Task:
Go through the records underneath and write each one out again exactly.

Source records:
==*==
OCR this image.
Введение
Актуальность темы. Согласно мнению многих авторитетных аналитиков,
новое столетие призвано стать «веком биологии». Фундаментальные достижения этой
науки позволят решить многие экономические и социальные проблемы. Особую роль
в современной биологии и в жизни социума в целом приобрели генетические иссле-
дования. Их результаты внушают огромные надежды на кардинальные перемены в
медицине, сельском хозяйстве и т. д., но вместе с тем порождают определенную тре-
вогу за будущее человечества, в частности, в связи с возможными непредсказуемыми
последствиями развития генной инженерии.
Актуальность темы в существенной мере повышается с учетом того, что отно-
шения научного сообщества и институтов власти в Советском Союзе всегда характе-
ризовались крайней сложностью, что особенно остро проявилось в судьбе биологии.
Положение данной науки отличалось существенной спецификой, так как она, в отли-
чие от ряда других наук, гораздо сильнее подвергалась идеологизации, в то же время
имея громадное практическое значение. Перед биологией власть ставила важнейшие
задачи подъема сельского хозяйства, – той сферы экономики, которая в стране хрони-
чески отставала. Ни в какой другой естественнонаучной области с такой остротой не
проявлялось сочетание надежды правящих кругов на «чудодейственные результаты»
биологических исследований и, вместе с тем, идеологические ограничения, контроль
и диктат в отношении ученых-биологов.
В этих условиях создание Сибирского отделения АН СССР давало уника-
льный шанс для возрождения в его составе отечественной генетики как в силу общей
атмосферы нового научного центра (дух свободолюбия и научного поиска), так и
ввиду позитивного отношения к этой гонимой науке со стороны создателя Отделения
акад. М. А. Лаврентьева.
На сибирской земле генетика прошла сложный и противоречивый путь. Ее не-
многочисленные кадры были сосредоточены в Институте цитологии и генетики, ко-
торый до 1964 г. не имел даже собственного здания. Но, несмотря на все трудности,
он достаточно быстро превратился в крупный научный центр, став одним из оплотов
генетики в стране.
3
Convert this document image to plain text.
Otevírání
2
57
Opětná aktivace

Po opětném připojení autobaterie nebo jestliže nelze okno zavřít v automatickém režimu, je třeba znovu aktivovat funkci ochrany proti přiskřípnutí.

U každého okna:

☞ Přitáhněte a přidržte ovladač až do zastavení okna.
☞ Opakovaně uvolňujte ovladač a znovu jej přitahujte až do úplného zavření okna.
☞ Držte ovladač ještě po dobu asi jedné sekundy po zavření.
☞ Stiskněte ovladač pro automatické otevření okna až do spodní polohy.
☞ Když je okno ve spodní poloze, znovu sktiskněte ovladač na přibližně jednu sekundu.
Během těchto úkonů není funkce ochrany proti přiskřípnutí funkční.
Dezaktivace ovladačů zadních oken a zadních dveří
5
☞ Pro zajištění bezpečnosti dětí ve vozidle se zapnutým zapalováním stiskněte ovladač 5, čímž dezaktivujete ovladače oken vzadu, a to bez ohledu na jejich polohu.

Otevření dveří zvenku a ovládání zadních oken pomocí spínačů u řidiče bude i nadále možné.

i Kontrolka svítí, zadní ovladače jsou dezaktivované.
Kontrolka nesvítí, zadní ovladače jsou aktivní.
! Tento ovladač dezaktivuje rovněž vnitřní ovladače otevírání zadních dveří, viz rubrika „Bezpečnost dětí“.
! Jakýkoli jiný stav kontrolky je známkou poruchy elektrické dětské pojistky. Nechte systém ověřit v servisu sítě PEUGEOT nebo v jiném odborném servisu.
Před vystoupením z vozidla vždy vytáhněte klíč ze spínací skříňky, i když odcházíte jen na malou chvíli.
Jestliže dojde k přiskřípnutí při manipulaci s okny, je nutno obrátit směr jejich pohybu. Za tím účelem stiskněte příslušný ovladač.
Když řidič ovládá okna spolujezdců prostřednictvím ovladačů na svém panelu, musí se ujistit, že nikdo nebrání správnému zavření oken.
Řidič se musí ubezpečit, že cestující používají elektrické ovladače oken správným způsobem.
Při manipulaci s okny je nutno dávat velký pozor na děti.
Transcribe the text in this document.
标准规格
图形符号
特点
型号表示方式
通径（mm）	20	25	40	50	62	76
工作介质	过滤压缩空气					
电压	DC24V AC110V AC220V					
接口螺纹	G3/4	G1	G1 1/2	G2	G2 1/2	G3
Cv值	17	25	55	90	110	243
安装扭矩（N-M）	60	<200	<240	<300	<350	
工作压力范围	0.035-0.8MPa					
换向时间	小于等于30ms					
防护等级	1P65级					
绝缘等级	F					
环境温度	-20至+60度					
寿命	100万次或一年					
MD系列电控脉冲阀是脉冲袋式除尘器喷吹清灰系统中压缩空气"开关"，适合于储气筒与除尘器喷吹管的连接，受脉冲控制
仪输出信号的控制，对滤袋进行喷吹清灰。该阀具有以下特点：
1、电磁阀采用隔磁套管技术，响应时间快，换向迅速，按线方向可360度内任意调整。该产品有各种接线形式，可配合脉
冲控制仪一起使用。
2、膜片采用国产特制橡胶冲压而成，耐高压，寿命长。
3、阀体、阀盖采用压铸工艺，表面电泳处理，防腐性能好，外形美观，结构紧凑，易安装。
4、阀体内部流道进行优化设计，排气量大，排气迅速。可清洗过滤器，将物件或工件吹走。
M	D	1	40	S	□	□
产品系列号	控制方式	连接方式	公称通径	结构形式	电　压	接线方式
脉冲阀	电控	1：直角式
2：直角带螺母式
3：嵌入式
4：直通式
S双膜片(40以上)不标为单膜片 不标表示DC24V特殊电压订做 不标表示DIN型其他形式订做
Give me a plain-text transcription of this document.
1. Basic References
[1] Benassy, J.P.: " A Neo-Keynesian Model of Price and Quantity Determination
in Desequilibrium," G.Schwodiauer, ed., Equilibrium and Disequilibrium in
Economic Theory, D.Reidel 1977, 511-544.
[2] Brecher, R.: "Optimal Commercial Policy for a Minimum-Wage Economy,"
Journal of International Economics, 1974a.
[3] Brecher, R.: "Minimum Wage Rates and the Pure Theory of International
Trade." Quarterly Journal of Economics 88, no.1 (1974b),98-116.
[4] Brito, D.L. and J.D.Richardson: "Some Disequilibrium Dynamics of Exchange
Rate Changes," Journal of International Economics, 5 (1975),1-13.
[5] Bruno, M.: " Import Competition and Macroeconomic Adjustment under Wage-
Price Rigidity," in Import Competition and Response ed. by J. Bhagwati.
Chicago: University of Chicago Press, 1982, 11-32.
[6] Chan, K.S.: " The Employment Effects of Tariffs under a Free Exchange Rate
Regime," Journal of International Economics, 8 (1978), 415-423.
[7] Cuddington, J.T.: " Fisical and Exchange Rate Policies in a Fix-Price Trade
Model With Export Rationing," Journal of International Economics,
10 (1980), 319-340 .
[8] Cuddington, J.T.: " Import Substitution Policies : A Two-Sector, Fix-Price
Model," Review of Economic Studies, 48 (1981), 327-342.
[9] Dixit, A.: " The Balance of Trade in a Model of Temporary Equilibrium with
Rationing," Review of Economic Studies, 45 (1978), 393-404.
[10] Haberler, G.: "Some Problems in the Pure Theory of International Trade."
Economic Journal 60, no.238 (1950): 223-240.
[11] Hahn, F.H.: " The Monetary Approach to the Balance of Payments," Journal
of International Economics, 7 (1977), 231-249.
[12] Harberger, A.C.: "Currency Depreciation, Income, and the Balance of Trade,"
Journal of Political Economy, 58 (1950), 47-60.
==*==
The answer:
OCR this image.
Введение
Актуальность темы. Согласно мнению многих авторитетных аналитиков,
новое столетие призвано стать «веком биологии». Фундаментальные достижения этой
науки позволят решить многие экономические и социальные проблемы. Особую роль
в современной биологии и в жизни социума в целом приобрели генетические иссле-
дования. Их результаты внушают огромные надежды на кардинальные перемены в
медицине, сельском хозяйстве и т. д., но вместе с тем порождают определенную тре-
вогу за будущее человечества, в частности, в связи с возможными непредсказуемыми
последствиями развития генной инженерии.
Актуальность темы в существенной мере повышается с учетом того, что отно-
шения научного сообщества и институтов власти в Советском Союзе всегда характе-
ризовались крайней сложностью, что особенно остро проявилось в судьбе биологии.
Положение данной науки отличалось существенной спецификой, так как она, в отли-
чие от ряда других наук, гораздо сильнее подвергалась идеологизации, в то же время
имея громадное практическое значение. Перед биологией власть ставила важнейшие
задачи подъема сельского хозяйства, – той сферы экономики, которая в стране хрони-
чески отставала. Ни в какой другой естественнонаучной области с такой остротой не
проявлялось сочетание надежды правящих кругов на «чудодейственные результаты»
биологических исследований и, вместе с тем, идеологические ограничения, контроль
и диктат в отношении ученых-биологов.
В этих условиях создание Сибирского отделения АН СССР давало уника-
льный шанс для возрождения в его составе отечественной генетики как в силу общей
атмосферы нового научного центра (дух свободолюбия и научного поиска), так и
ввиду позитивного отношения к этой гонимой науке со стороны создателя Отделения
акад. М. А. Лаврентьева.
На сибирской земле генетика прошла сложный и противоречивый путь. Ее не-
многочисленные кадры были сосредоточены в Институте цитологии и генетики, ко-
торый до 1964 г. не имел даже собственного здания. Но, несмотря на все трудности,
он достаточно быстро превратился в крупный научный центр, став одним из оплотов
генетики в стране.
3
Convert this document image to plain text.
Otevírání
2
57
Opětná aktivace

Po opětném připojení autobaterie nebo jestliže nelze okno zavřít v automatickém režimu, je třeba znovu aktivovat funkci ochrany proti přiskřípnutí.

U každého okna:

☞ Přitáhněte a přidržte ovladač až do zastavení okna.
☞ Opakovaně uvolňujte ovladač a znovu jej přitahujte až do úplného zavření okna.
☞ Držte ovladač ještě po dobu asi jedné sekundy po zavření.
☞ Stiskněte ovladač pro automatické otevření okna až do spodní polohy.
☞ Když je okno ve spodní poloze, znovu sktiskněte ovladač na přibližně jednu sekundu.
Během těchto úkonů není funkce ochrany proti přiskřípnutí funkční.
Dezaktivace ovladačů zadních oken a zadních dveří
5
☞ Pro zajištění bezpečnosti dětí ve vozidle se zapnutým zapalováním stiskněte ovladač 5, čímž dezaktivujete ovladače oken vzadu, a to bez ohledu na jejich polohu.

Otevření dveří zvenku a ovládání zadních oken pomocí spínačů u řidiče bude i nadále možné.

i Kontrolka svítí, zadní ovladače jsou dezaktivované.
Kontrolka nesvítí, zadní ovladače jsou aktivní.
! Tento ovladač dezaktivuje rovněž vnitřní ovladače otevírání zadních dveří, viz rubrika „Bezpečnost dětí“.
! Jakýkoli jiný stav kontrolky je známkou poruchy elektrické dětské pojistky. Nechte systém ověřit v servisu sítě PEUGEOT nebo v jiném odborném servisu.
Před vystoupením z vozidla vždy vytáhněte klíč ze spínací skříňky, i když odcházíte jen na malou chvíli.
Jestliže dojde k přiskřípnutí při manipulaci s okny, je nutno obrátit směr jejich pohybu. Za tím účelem stiskněte příslušný ovladač.
Když řidič ovládá okna spolujezdců prostřednictvím ovladačů na svém panelu, musí se ujistit, že nikdo nebrání správnému zavření oken.
Řidič se musí ubezpečit, že cestující používají elektrické ovladače oken správným způsobem.
Při manipulaci s okny je nutno dávat velký pozor na děti.
Transcribe the text in this document.
标准规格
图形符号
特点
型号表示方式
通径（mm）	20	25	40	50	62	76
工作介质	过滤压缩空气					
电压	DC24V AC110V AC220V					
接口螺纹	G3/4	G1	G1 1/2	G2	G2 1/2	G3
Cv值	17	25	55	90	110	243
安装扭矩（N-M）	60	<200	<240	<300	<350	
工作压力范围	0.035-0.8MPa					
换向时间	小于等于30ms					
防护等级	1P65级					
绝缘等级	F					
环境温度	-20至+60度					
寿命	100万次或一年					
MD系列电控脉冲阀是脉冲袋式除尘器喷吹清灰系统中压缩空气"开关"，适合于储气筒与除尘器喷吹管的连接，受脉冲控制
仪输出信号的控制，对滤袋进行喷吹清灰。该阀具有以下特点：
1、电磁阀采用隔磁套管技术，响应时间快，换向迅速，按线方向可360度内任意调整。该产品有各种接线形式，可配合脉
冲控制仪一起使用。
2、膜片采用国产特制橡胶冲压而成，耐高压，寿命长。
3、阀体、阀盖采用压铸工艺，表面电泳处理，防腐性能好，外形美观，结构紧凑，易安装。
4、阀体内部流道进行优化设计，排气量大，排气迅速。可清洗过滤器，将物件或工件吹走。
M	D	1	40	S	□	□
产品系列号	控制方式	连接方式	公称通径	结构形式	电　压	接线方式
脉冲阀	电控	1：直角式
2：直角带螺母式
3：嵌入式
4：直通式
S双膜片(40以上)不标为单膜片 不标表示DC24V特殊电压订做 不标表示DIN型其他形式订做
Give me a plain-text transcription of this document.
1. Basic References
[1] Benassy, J.P.: " A Neo-Keynesian Model of Price and Quantity Determination
in Desequilibrium," G.Schwodiauer, ed., Equilibrium and Disequilibrium in
Economic Theory, D.Reidel 1977, 511-544.
[2] Brecher, R.: "Optimal Commercial Policy for a Minimum-Wage Economy,"
Journal of International Economics, 1974a.
[3] Brecher, R.: "Minimum Wage Rates and the Pure Theory of International
Trade." Quarterly Journal of Economics 88, no.1 (1974b),98-116.
[4] Brito, D.L. and J.D.Richardson: "Some Disequilibrium Dynamics of Exchange
Rate Changes," Journal of International Economics, 5 (1975),1-13.
[5] Bruno, M.: " Import Competition and Macroeconomic Adjustment under Wage-
Price Rigidity," in Import Competition and Response ed. by J. Bhagwati.
Chicago: University of Chicago Press, 1982, 11-32.
[6] Chan, K.S.: " The Employment Effects of Tariffs under a Free Exchange Rate
Regime," Journal of International Economics, 8 (1978), 415-423.
[7] Cuddington, J.T.: " Fisical and Exchange Rate Policies in a Fix-Price Trade
Model With Export Rationing," Journal of International Economics,
10 (1980), 319-340 .
[8] Cuddington, J.T.: " Import Substitution Policies : A Two-Sector, Fix-Price
Model," Review of Economic Studies, 48 (1981), 327-342.
[9] Dixit, A.: " The Balance of Trade in a Model of Temporary Equilibrium with
Rationing," Review of Economic Studies, 45 (1978), 393-404.
[10] Haberler, G.: "Some Problems in the Pure Theory of International Trade."
Economic Journal 60, no.238 (1950): 223-240.
[11] Hahn, F.H.: " The Monetary Approach to the Balance of Payments," Journal
of International Economics, 7 (1977), 231-249.
[12] Harberger, A.C.: "Currency Depreciation, Income, and the Balance of Trade,"
Journal of Political Economy, 58 (1950), 47-60.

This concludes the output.